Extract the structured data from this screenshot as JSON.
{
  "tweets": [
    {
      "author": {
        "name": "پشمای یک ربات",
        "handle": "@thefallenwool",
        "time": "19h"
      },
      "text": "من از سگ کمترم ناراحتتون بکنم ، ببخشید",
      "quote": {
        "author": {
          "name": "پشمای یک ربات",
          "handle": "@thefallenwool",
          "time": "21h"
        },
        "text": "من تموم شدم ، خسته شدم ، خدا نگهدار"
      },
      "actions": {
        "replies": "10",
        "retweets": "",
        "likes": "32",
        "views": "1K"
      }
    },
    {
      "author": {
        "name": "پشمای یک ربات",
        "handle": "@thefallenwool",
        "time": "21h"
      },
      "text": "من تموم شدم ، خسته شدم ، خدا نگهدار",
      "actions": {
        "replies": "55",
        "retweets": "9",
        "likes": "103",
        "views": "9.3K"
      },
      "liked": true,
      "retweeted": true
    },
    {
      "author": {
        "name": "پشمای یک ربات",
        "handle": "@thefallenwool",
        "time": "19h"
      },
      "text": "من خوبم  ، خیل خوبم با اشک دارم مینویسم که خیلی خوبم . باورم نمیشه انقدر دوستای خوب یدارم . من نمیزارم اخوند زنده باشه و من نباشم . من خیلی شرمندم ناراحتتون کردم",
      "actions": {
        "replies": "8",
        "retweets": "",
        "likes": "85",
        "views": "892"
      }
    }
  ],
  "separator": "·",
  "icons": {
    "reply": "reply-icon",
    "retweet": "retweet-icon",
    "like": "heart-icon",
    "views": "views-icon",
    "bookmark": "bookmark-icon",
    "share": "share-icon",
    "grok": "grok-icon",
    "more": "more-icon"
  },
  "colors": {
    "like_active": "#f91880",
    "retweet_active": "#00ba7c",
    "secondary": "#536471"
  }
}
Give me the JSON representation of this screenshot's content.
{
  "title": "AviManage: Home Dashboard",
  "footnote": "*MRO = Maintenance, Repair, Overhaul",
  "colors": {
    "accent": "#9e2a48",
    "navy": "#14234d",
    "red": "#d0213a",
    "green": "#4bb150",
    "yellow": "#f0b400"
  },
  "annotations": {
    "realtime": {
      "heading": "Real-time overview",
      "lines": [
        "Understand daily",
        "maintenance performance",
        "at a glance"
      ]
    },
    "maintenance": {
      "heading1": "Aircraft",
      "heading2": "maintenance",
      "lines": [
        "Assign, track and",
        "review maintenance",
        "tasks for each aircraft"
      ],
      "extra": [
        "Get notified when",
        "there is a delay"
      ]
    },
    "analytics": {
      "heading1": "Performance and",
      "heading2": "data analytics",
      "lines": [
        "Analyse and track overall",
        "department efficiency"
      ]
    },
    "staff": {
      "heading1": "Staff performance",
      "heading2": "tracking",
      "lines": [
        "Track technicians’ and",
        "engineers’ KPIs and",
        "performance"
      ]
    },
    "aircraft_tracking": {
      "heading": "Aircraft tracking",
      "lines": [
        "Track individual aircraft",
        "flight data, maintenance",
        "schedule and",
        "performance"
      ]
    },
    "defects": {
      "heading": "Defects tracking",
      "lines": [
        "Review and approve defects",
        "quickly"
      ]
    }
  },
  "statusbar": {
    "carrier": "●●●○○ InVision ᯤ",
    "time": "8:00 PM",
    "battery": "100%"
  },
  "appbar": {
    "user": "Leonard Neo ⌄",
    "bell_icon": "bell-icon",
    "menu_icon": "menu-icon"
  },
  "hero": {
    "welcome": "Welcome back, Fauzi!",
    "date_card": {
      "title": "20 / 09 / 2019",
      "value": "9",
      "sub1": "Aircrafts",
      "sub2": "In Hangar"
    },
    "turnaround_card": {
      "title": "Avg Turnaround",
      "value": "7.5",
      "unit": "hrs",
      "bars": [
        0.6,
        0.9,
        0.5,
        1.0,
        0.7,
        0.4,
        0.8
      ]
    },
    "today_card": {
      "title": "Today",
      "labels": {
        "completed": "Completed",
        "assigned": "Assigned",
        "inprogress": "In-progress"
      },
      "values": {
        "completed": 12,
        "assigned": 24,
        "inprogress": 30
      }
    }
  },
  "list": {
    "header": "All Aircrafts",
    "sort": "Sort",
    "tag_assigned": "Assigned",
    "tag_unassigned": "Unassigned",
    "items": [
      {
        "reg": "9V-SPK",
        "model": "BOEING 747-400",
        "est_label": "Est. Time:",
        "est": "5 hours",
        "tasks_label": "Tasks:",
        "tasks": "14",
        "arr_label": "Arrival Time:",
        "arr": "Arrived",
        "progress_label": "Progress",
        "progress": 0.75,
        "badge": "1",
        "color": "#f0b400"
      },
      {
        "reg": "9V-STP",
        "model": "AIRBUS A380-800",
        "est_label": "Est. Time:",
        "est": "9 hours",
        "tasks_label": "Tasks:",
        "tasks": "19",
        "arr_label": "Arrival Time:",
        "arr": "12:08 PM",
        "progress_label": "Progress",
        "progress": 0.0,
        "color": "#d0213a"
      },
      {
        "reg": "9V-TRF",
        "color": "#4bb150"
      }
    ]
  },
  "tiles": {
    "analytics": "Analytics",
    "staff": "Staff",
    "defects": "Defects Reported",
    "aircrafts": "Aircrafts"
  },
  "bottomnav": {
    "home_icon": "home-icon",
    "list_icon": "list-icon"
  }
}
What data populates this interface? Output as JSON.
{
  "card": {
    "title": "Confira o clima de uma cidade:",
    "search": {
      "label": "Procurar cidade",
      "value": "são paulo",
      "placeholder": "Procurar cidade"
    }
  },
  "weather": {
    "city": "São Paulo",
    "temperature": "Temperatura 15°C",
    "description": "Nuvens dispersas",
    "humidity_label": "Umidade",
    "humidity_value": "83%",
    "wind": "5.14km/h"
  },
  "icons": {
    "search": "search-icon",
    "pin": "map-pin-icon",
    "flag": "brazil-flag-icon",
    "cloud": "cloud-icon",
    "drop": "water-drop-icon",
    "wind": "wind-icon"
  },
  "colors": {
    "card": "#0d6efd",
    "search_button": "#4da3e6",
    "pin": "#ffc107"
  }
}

• • • •

== Objective ==
Copy each line of the data above without altering a single character.

== Exercise response ==
Extract the structured data from this screenshot as JSON.
{
  "tweets": [
    {
      "author": {
        "name": "پشمای یک ربات",
        "handle": "@thefallenwool",
        "time": "19h"
      },
      "text": "من از سگ کمترم ناراحتتون بکنم ، ببخشید",
      "quote": {
        "author": {
          "name": "پشمای یک ربات",
          "handle": "@thefallenwool",
          "time": "21h"
        },
        "text": "من تموم شدم ، خسته شدم ، خدا نگهدار"
      },
      "actions": {
        "replies": "10",
        "retweets": "",
        "likes": "32",
        "views": "1K"
      }
    },
    {
      "author": {
        "name": "پشمای یک ربات",
        "handle": "@thefallenwool",
        "time": "21h"
      },
      "text": "من تموم شدم ، خسته شدم ، خدا نگهدار",
      "actions": {
        "replies": "55",
        "retweets": "9",
        "likes": "103",
        "views": "9.3K"
      },
      "liked": true,
      "retweeted": true
    },
    {
      "author": {
        "name": "پشمای یک ربات",
        "handle": "@thefallenwool",
        "time": "19h"
      },
      "text": "من خوبم  ، خیل خوبم با اشک دارم مینویسم که خیلی خوبم . باورم نمیشه انقدر دوستای خوب یدارم . من نمیزارم اخوند زنده باشه و من نباشم . من خیلی شرمندم ناراحتتون کردم",
      "actions": {
        "replies": "8",
        "retweets": "",
        "likes": "85",
        "views": "892"
      }
    }
  ],
  "separator": "·",
  "icons": {
    "reply": "reply-icon",
    "retweet": "retweet-icon",
    "like": "heart-icon",
    "views": "views-icon",
    "bookmark": "bookmark-icon",
    "share": "share-icon",
    "grok": "grok-icon",
    "more": "more-icon"
  },
  "colors": {
    "like_active": "#f91880",
    "retweet_active": "#00ba7c",
    "secondary": "#536471"
  }
}
Give me the JSON representation of this screenshot's content.
{
  "title": "AviManage: Home Dashboard",
  "footnote": "*MRO = Maintenance, Repair, Overhaul",
  "colors": {
    "accent": "#9e2a48",
    "navy": "#14234d",
    "red": "#d0213a",
    "green": "#4bb150",
    "yellow": "#f0b400"
  },
  "annotations": {
    "realtime": {
      "heading": "Real-time overview",
      "lines": [
        "Understand daily",
        "maintenance performance",
        "at a glance"
      ]
    },
    "maintenance": {
      "heading1": "Aircraft",
      "heading2": "maintenance",
      "lines": [
        "Assign, track and",
        "review maintenance",
        "tasks for each aircraft"
      ],
      "extra": [
        "Get notified when",
        "there is a delay"
      ]
    },
    "analytics": {
      "heading1": "Performance and",
      "heading2": "data analytics",
      "lines": [
        "Analyse and track overall",
        "department efficiency"
      ]
    },
    "staff": {
      "heading1": "Staff performance",
      "heading2": "tracking",
      "lines": [
        "Track technicians’ and",
        "engineers’ KPIs and",
        "performance"
      ]
    },
    "aircraft_tracking": {
      "heading": "Aircraft tracking",
      "lines": [
        "Track individual aircraft",
        "flight data, maintenance",
        "schedule and",
        "performance"
      ]
    },
    "defects": {
      "heading": "Defects tracking",
      "lines": [
        "Review and approve defects",
        "quickly"
      ]
    }
  },
  "statusbar": {
    "carrier": "●●●○○ InVision ᯤ",
    "time": "8:00 PM",
    "battery": "100%"
  },
  "appbar": {
    "user": "Leonard Neo ⌄",
    "bell_icon": "bell-icon",
    "menu_icon": "menu-icon"
  },
  "hero": {
    "welcome": "Welcome back, Fauzi!",
    "date_card": {
      "title": "20 / 09 / 2019",
      "value": "9",
      "sub1": "Aircrafts",
      "sub2": "In Hangar"
    },
    "turnaround_card": {
      "title": "Avg Turnaround",
      "value": "7.5",
      "unit": "hrs",
      "bars": [
        0.6,
        0.9,
        0.5,
        1.0,
        0.7,
        0.4,
        0.8
      ]
    },
    "today_card": {
      "title": "Today",
      "labels": {
        "completed": "Completed",
        "assigned": "Assigned",
        "inprogress": "In-progress"
      },
      "values": {
        "completed": 12,
        "assigned": 24,
        "inprogress": 30
      }
    }
  },
  "list": {
    "header": "All Aircrafts",
    "sort": "Sort",
    "tag_assigned": "Assigned",
    "tag_unassigned": "Unassigned",
    "items": [
      {
        "reg": "9V-SPK",
        "model": "BOEING 747-400",
        "est_label": "Est. Time:",
        "est": "5 hours",
        "tasks_label": "Tasks:",
        "tasks": "14",
        "arr_label": "Arrival Time:",
        "arr": "Arrived",
        "progress_label": "Progress",
        "progress": 0.75,
        "badge": "1",
        "color": "#f0b400"
      },
      {
        "reg": "9V-STP",
        "model": "AIRBUS A380-800",
        "est_label": "Est. Time:",
        "est": "9 hours",
        "tasks_label": "Tasks:",
        "tasks": "19",
        "arr_label": "Arrival Time:",
        "arr": "12:08 PM",
        "progress_label": "Progress",
        "progress": 0.0,
        "color": "#d0213a"
      },
      {
        "reg": "9V-TRF",
        "color": "#4bb150"
      }
    ]
  },
  "tiles": {
    "analytics": "Analytics",
    "staff": "Staff",
    "defects": "Defects Reported",
    "aircrafts": "Aircrafts"
  },
  "bottomnav": {
    "home_icon": "home-icon",
    "list_icon": "list-icon"
  }
}
What data populates this interface? Output as JSON.
{
  "card": {
    "title": "Confira o clima de uma cidade:",
    "search": {
      "label": "Procurar cidade",
      "value": "são paulo",
      "placeholder": "Procurar cidade"
    }
  },
  "weather": {
    "city": "São Paulo",
    "temperature": "Temperatura 15°C",
    "description": "Nuvens dispersas",
    "humidity_label": "Umidade",
    "humidity_value": "83%",
    "wind": "5.14km/h"
  },
  "icons": {
    "search": "search-icon",
    "pin": "map-pin-icon",
    "flag": "brazil-flag-icon",
    "cloud": "cloud-icon",
    "drop": "water-drop-icon",
    "wind": "wind-icon"
  },
  "colors": {
    "card": "#0d6efd",
    "search_button": "#4da3e6",
    "pin": "#ffc107"
  }
}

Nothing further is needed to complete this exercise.